[EXCERPTED RECORDS]
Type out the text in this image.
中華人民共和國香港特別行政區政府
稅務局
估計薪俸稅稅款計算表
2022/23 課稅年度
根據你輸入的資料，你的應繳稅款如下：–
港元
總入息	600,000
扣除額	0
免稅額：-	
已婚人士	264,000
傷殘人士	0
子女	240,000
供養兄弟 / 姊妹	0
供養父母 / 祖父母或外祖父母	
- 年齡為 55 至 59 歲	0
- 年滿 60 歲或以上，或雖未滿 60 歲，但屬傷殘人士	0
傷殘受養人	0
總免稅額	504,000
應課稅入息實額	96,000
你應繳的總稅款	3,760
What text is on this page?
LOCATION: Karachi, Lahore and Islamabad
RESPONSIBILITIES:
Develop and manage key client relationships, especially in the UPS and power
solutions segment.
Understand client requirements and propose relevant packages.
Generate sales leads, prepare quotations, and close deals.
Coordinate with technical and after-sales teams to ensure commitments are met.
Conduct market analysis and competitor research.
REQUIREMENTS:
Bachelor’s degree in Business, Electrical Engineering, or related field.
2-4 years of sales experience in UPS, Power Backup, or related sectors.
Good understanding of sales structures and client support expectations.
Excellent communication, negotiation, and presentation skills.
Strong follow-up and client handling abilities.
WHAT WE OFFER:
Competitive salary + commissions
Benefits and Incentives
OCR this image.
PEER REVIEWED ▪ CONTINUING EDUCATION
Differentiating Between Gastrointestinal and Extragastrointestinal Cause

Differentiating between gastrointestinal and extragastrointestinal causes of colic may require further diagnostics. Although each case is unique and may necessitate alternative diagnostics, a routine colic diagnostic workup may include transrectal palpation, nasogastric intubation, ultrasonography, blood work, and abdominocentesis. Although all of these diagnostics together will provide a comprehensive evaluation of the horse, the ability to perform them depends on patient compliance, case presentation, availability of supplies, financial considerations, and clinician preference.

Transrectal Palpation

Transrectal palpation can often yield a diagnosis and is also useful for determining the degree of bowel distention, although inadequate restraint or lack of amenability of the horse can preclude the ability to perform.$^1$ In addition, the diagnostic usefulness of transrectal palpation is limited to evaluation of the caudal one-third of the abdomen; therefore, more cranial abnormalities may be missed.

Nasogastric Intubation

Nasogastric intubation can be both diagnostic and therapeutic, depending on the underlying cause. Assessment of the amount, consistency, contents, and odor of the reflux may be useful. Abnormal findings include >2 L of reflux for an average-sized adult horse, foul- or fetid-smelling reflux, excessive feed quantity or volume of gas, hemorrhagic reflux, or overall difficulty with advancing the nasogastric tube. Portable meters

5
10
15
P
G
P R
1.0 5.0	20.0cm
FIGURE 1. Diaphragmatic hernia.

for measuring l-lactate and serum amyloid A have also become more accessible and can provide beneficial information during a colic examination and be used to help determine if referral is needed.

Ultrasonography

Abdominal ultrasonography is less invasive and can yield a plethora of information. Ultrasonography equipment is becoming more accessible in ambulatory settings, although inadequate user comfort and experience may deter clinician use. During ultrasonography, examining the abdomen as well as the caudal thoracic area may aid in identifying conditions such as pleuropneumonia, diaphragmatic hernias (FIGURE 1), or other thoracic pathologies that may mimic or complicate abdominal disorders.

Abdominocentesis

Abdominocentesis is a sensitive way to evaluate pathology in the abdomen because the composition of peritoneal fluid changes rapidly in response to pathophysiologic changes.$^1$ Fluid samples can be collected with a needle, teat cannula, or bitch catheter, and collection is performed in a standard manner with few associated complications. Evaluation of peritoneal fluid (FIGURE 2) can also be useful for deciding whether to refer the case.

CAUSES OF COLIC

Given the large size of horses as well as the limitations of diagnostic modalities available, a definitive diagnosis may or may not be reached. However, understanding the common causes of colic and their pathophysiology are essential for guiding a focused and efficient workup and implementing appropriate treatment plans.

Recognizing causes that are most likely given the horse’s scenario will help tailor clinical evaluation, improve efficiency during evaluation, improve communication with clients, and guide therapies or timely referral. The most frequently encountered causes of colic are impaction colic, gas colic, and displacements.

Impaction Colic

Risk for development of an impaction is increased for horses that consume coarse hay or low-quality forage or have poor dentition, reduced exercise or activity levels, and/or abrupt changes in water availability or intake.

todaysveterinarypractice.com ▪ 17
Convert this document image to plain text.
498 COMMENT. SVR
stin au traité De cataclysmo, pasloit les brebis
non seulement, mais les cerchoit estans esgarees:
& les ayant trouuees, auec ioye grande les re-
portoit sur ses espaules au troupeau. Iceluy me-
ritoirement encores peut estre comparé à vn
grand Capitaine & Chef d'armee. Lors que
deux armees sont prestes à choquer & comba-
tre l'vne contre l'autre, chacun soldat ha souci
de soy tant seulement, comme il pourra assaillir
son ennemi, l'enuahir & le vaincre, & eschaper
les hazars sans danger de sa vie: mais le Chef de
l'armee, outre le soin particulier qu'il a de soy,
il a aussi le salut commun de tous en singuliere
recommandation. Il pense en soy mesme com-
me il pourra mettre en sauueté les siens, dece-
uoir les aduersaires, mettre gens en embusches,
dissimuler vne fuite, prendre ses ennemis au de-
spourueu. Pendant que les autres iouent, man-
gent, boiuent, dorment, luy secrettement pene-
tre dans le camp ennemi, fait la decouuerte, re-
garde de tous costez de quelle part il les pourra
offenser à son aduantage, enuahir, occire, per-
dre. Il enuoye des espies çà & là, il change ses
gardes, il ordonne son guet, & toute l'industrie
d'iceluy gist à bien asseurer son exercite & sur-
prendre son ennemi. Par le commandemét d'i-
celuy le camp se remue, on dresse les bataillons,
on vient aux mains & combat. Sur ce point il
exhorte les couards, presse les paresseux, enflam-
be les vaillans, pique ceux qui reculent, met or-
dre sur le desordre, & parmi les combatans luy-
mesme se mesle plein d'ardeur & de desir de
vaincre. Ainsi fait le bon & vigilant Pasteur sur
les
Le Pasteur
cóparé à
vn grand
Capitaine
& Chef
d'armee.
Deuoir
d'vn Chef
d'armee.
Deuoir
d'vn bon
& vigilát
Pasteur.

[WORK REQUIRED] Report each line in the data that holds the word "mettre".

[COMPLETED EXERCISE]
me il pourra mettre en sauueté les siens, dece-
uoir les aduersaires, mettre gens en embusches,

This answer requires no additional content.